Structured figure records
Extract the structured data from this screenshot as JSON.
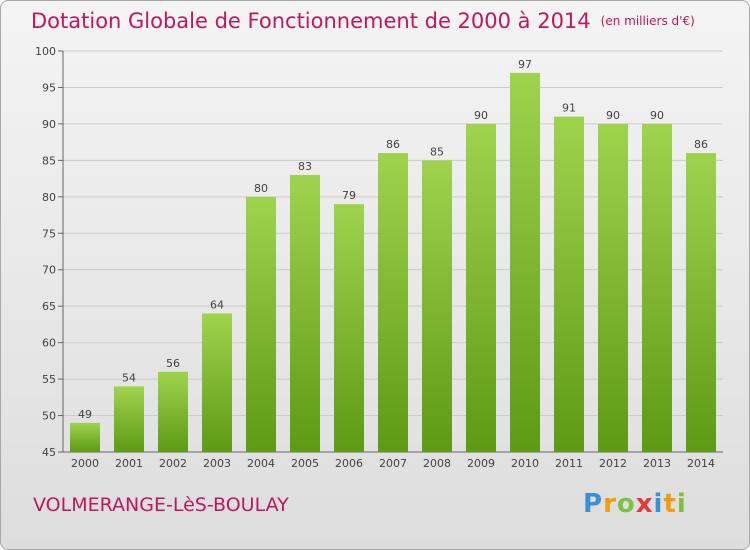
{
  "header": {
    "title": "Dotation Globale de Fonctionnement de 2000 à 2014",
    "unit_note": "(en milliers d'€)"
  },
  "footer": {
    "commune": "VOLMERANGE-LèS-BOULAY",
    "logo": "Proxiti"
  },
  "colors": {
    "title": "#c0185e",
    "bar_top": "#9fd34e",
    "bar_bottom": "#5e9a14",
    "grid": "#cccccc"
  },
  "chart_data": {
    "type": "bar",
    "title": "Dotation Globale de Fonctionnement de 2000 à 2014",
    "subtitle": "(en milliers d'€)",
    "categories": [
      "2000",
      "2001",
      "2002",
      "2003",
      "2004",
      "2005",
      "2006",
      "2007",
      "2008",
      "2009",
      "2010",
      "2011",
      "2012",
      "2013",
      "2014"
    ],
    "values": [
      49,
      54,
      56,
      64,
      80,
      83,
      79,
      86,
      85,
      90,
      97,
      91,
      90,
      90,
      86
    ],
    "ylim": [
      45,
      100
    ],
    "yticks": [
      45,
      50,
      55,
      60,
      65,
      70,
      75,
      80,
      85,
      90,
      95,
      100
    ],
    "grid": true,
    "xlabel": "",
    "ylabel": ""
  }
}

...

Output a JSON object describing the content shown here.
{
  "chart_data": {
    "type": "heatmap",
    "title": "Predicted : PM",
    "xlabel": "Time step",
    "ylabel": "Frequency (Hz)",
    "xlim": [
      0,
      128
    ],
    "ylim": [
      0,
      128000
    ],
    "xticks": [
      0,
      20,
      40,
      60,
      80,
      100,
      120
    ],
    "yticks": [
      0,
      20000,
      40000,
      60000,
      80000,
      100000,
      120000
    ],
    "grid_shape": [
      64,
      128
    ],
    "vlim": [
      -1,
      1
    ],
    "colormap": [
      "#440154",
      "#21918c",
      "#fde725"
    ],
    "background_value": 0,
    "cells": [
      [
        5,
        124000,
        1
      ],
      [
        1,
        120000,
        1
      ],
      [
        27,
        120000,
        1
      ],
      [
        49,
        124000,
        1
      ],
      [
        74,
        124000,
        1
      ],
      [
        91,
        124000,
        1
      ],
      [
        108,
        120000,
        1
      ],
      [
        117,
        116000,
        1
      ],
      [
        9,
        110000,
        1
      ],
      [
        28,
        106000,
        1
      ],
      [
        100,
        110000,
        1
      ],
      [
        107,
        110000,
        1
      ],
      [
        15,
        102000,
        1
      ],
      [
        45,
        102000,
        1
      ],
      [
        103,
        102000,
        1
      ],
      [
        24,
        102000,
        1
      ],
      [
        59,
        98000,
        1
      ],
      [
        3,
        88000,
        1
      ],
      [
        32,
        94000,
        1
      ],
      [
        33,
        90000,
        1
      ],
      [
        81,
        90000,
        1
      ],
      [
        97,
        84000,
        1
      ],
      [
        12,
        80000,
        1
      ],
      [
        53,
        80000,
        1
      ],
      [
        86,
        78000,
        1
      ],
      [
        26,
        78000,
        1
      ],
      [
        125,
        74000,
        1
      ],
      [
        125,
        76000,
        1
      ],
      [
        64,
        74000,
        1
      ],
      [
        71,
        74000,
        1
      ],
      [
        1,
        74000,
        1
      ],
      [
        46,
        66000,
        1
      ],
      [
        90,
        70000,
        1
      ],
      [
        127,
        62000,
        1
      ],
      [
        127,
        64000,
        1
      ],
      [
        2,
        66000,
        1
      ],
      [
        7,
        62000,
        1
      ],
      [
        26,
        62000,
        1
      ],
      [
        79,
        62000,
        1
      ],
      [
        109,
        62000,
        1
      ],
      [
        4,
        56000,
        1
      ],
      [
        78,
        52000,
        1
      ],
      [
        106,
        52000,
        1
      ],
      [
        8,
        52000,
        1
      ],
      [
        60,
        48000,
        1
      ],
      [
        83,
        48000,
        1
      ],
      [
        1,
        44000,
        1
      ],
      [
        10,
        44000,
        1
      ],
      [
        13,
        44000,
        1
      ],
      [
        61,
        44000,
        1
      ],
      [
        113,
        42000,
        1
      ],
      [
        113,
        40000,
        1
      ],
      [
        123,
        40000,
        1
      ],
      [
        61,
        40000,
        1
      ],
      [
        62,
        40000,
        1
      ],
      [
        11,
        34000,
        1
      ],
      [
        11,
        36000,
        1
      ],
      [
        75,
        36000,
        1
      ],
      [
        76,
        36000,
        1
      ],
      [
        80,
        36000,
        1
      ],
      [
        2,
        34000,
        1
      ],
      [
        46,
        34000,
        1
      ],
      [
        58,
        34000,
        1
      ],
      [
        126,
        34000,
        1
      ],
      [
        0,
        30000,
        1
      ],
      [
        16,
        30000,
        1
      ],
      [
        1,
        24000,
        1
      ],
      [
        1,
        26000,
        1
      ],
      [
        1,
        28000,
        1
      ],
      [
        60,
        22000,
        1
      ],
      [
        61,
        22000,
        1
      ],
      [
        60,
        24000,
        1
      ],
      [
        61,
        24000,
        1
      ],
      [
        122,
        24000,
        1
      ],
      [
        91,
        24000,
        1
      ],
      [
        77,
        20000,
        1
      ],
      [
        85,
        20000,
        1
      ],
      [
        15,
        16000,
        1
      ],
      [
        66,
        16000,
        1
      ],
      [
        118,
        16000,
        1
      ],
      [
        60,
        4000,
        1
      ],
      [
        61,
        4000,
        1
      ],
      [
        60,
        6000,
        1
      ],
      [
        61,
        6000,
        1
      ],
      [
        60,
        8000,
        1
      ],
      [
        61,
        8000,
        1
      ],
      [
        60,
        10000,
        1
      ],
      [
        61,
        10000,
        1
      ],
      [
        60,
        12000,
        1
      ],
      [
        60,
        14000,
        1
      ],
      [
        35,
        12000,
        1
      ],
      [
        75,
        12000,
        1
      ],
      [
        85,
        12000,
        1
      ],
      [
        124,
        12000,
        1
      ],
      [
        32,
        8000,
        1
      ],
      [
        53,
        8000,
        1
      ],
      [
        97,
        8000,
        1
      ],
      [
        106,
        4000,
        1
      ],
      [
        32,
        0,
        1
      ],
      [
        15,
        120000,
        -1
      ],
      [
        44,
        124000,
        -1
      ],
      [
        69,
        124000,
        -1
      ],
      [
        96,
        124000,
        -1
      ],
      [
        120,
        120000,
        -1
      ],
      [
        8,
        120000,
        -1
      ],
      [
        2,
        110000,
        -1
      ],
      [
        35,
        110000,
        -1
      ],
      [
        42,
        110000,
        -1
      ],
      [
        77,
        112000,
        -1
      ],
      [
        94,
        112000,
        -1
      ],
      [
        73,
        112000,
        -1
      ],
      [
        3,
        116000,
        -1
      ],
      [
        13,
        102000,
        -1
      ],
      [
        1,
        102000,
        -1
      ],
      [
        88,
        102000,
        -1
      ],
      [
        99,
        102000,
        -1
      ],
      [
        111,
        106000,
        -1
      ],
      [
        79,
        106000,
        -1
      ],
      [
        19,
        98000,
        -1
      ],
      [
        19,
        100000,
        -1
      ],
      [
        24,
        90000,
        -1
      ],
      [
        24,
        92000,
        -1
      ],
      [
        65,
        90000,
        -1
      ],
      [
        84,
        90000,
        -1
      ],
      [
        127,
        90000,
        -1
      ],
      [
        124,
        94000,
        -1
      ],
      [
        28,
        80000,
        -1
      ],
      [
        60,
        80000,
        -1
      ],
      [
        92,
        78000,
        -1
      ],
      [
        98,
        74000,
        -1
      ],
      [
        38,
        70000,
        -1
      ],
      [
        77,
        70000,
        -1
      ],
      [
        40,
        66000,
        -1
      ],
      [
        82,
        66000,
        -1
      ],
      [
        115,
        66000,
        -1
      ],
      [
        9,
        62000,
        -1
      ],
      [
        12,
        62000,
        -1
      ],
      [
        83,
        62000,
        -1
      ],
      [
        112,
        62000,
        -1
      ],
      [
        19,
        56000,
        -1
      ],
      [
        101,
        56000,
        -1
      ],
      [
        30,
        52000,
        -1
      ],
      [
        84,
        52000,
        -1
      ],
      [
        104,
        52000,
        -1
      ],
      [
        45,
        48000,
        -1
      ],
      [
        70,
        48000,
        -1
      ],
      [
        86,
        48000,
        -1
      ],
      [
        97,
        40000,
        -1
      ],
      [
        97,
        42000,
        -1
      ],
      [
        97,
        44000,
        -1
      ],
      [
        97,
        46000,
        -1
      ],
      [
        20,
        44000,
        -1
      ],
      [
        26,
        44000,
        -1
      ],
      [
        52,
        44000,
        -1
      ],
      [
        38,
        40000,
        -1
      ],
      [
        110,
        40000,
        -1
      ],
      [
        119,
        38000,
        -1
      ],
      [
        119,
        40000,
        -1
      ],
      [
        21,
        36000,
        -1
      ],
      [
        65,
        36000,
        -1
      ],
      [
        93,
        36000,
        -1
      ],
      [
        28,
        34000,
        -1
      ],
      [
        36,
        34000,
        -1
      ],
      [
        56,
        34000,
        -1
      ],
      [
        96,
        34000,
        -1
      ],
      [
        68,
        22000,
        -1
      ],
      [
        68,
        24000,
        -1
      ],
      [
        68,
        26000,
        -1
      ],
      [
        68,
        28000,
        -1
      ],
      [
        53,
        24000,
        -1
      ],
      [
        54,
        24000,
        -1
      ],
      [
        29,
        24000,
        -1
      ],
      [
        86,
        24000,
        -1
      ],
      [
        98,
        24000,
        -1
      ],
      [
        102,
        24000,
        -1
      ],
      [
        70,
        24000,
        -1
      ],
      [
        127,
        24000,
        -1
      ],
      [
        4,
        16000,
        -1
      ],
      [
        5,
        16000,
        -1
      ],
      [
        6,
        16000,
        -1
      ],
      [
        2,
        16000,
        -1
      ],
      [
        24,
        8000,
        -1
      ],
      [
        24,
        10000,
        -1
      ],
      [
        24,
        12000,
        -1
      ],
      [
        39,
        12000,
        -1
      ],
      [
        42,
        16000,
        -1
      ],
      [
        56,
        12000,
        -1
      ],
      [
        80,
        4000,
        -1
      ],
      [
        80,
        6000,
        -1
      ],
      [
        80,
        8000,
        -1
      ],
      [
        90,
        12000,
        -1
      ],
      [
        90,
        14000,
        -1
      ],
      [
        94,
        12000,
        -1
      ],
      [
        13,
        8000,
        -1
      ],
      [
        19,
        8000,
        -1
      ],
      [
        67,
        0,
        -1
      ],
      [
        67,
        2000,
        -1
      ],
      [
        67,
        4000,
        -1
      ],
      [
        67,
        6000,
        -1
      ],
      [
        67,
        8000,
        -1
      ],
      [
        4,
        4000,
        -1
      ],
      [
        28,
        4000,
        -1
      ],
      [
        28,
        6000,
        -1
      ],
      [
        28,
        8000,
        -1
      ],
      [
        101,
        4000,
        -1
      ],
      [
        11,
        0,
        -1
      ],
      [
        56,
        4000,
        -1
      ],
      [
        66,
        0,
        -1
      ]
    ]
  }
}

**EXERCISE GOAL:** Find and copy each line above that includes the string "JSON".

**EXPECTED ANSWER:**
Extract the structured data from this screenshot as JSON.
Output a JSON object describing the content shown here.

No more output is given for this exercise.